Give all of the lines again exactly as they read.

(Supplied records)
☆ ☆ ☆

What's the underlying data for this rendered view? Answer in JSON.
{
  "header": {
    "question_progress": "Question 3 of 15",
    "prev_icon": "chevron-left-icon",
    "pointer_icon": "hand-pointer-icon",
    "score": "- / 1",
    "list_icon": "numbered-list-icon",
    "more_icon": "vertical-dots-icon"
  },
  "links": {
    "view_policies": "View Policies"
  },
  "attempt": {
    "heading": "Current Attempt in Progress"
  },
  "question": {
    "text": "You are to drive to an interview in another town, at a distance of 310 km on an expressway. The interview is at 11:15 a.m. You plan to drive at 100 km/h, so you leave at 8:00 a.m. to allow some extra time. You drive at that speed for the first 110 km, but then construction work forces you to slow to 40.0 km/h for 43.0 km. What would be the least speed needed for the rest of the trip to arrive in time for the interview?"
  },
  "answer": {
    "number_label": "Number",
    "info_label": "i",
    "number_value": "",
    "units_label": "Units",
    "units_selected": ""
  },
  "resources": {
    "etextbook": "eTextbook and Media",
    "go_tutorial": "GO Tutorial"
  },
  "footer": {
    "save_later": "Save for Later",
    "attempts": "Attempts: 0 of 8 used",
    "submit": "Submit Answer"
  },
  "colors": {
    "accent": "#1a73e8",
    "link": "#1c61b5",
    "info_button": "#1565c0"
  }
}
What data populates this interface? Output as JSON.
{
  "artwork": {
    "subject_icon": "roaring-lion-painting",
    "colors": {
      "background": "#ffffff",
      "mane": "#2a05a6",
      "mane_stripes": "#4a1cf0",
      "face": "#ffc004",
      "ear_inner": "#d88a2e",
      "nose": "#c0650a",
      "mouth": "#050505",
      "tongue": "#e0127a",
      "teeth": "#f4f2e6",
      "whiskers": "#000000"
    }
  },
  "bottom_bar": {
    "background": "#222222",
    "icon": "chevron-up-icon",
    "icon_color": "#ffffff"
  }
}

☆ ☆ ☆

(Result below)
What's the underlying data for this rendered view? Answer in JSON.
{
  "header": {
    "question_progress": "Question 3 of 15",
    "prev_icon": "chevron-left-icon",
    "pointer_icon": "hand-pointer-icon",
    "score": "- / 1",
    "list_icon": "numbered-list-icon",
    "more_icon": "vertical-dots-icon"
  },
  "links": {
    "view_policies": "View Policies"
  },
  "attempt": {
    "heading": "Current Attempt in Progress"
  },
  "question": {
    "text": "You are to drive to an interview in another town, at a distance of 310 km on an expressway. The interview is at 11:15 a.m. You plan to drive at 100 km/h, so you leave at 8:00 a.m. to allow some extra time. You drive at that speed for the first 110 km, but then construction work forces you to slow to 40.0 km/h for 43.0 km. What would be the least speed needed for the rest of the trip to arrive in time for the interview?"
  },
  "answer": {
    "number_label": "Number",
    "info_label": "i",
    "number_value": "",
    "units_label": "Units",
    "units_selected": ""
  },
  "resources": {
    "etextbook": "eTextbook and Media",
    "go_tutorial": "GO Tutorial"
  },
  "footer": {
    "save_later": "Save for Later",
    "attempts": "Attempts: 0 of 8 used",
    "submit": "Submit Answer"
  },
  "colors": {
    "accent": "#1a73e8",
    "link": "#1c61b5",
    "info_button": "#1565c0"
  }
}
What data populates this interface? Output as JSON.
{
  "artwork": {
    "subject_icon": "roaring-lion-painting",
    "colors": {
      "background": "#ffffff",
      "mane": "#2a05a6",
      "mane_stripes": "#4a1cf0",
      "face": "#ffc004",
      "ear_inner": "#d88a2e",
      "nose": "#c0650a",
      "mouth": "#050505",
      "tongue": "#e0127a",
      "teeth": "#f4f2e6",
      "whiskers": "#000000"
    }
  },
  "bottom_bar": {
    "background": "#222222",
    "icon": "chevron-up-icon",
    "icon_color": "#ffffff"
  }
}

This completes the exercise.